Records >>
** Begin **
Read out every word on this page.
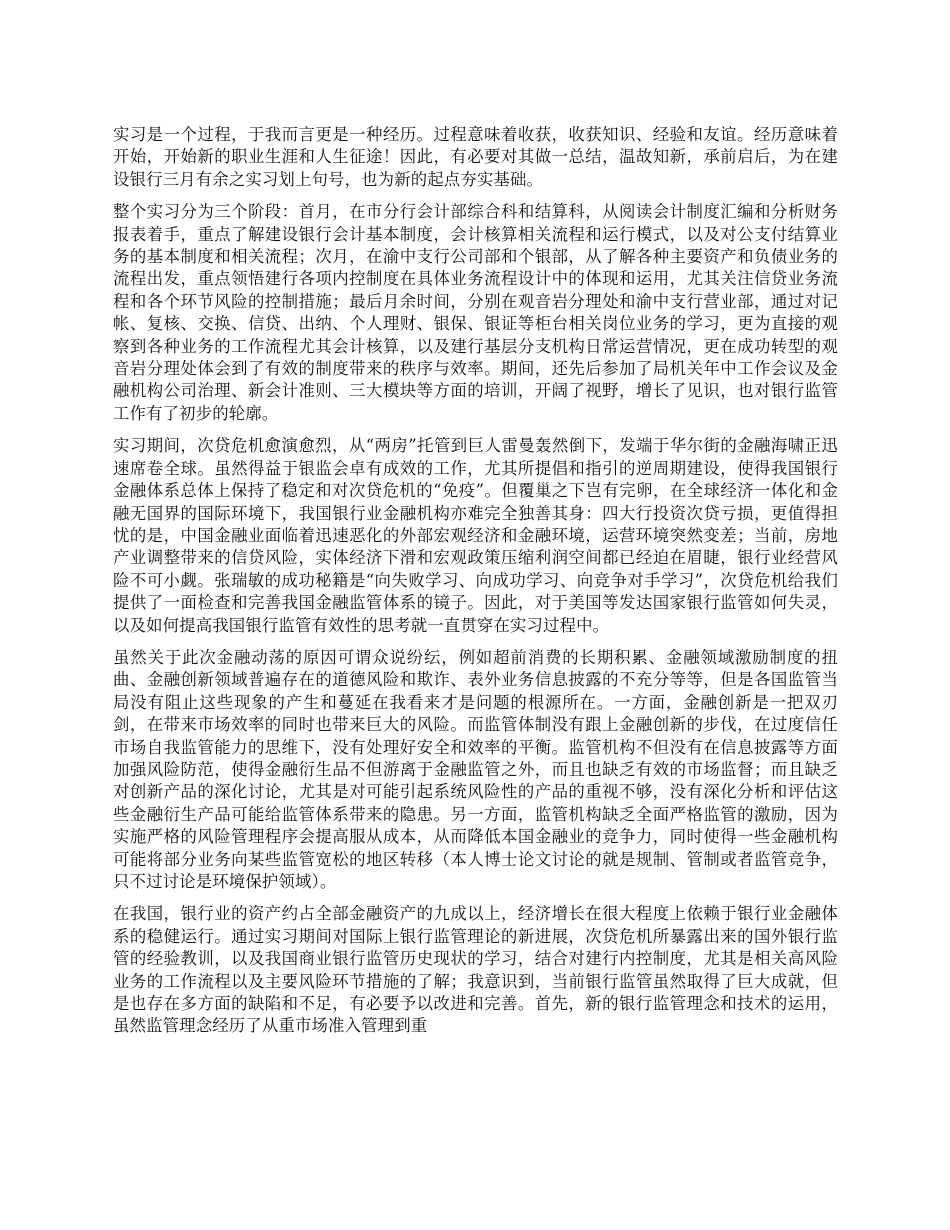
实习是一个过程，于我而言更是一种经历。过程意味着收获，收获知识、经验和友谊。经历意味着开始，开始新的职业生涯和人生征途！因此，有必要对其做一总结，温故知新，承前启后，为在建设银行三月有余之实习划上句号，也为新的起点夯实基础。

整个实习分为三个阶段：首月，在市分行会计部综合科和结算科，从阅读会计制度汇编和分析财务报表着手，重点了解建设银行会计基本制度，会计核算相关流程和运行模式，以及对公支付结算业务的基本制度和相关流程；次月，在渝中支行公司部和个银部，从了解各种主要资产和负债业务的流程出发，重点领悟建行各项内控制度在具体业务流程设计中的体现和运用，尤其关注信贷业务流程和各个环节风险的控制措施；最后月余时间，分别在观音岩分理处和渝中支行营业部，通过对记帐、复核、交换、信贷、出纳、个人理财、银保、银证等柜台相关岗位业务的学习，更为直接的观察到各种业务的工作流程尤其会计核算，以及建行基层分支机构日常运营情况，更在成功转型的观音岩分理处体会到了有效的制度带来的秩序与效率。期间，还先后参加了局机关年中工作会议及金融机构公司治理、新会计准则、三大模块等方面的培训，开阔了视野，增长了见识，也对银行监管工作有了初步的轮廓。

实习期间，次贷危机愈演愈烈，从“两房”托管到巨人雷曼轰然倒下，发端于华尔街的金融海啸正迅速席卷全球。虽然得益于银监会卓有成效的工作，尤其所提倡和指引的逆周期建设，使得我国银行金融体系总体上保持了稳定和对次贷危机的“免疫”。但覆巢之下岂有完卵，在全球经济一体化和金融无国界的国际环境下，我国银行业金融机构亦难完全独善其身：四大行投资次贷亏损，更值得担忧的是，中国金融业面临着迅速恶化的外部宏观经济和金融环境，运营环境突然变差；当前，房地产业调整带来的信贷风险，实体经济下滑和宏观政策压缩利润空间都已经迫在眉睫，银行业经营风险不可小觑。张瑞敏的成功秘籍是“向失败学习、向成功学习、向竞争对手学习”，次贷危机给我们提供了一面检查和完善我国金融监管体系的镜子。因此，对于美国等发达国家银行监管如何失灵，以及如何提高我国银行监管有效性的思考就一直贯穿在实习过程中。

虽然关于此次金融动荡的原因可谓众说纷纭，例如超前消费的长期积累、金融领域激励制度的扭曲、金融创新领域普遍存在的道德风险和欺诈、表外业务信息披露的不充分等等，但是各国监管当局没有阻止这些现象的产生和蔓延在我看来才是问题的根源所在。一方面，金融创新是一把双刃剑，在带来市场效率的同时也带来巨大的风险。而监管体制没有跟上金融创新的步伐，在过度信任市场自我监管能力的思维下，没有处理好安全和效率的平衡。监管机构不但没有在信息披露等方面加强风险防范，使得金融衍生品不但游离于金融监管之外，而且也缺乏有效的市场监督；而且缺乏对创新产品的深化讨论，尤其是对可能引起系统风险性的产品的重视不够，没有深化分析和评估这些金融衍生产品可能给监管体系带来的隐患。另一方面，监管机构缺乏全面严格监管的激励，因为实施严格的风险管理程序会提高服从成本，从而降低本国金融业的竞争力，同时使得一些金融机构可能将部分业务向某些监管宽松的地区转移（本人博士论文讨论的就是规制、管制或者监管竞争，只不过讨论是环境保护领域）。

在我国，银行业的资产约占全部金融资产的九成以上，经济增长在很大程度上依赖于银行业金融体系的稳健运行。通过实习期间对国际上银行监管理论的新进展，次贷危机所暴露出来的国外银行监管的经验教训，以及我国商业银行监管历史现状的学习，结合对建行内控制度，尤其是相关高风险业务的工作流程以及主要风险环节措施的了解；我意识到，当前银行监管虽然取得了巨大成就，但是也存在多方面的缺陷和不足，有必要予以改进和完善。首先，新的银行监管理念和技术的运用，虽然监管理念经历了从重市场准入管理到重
** End **
** Begin **
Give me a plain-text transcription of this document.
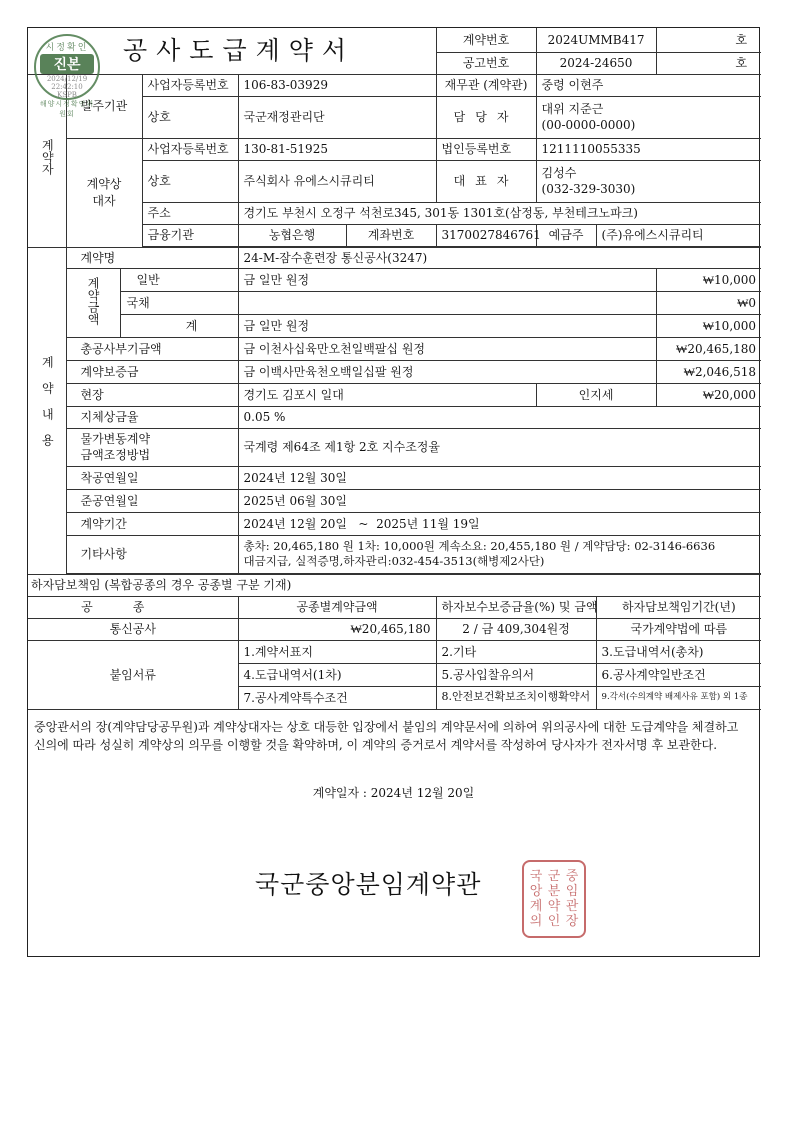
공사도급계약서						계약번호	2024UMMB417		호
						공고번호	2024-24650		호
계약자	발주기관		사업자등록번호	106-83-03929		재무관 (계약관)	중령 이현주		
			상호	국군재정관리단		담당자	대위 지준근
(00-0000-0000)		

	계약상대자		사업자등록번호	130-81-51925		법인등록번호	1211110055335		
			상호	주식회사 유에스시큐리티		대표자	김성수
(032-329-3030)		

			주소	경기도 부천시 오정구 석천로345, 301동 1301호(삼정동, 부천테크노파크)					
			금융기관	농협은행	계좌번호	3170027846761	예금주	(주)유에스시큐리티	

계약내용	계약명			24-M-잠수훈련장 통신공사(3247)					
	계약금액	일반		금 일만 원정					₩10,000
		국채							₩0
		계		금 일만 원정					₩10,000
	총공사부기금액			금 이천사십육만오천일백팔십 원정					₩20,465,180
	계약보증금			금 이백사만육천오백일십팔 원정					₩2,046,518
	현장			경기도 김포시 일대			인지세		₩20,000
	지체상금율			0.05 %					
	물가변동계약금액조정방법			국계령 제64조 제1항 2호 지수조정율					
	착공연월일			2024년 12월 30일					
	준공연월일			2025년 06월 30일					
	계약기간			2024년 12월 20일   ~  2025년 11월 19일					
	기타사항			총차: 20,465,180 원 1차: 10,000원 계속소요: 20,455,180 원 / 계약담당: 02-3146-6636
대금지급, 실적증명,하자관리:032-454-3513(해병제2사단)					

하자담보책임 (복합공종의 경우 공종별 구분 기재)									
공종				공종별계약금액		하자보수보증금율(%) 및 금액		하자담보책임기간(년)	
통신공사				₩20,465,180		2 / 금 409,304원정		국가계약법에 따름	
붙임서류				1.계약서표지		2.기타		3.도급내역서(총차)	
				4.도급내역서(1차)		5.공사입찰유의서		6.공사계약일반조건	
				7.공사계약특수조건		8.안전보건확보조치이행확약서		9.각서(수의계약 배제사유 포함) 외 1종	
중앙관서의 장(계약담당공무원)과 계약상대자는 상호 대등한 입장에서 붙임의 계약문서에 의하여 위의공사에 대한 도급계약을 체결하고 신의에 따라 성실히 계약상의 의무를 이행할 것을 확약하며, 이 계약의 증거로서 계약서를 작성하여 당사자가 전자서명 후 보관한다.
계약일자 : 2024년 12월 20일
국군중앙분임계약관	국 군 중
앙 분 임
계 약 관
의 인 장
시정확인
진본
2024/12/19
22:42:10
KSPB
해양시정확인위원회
** End **
Task prompt >>
From the data above, copy each line that holds "도급내역서".

Expected answer >>
붙임서류				1.계약서표지		2.기타		3.도급내역서(총차)	
				4.도급내역서(1차)		5.공사입찰유의서		6.공사계약일반조건	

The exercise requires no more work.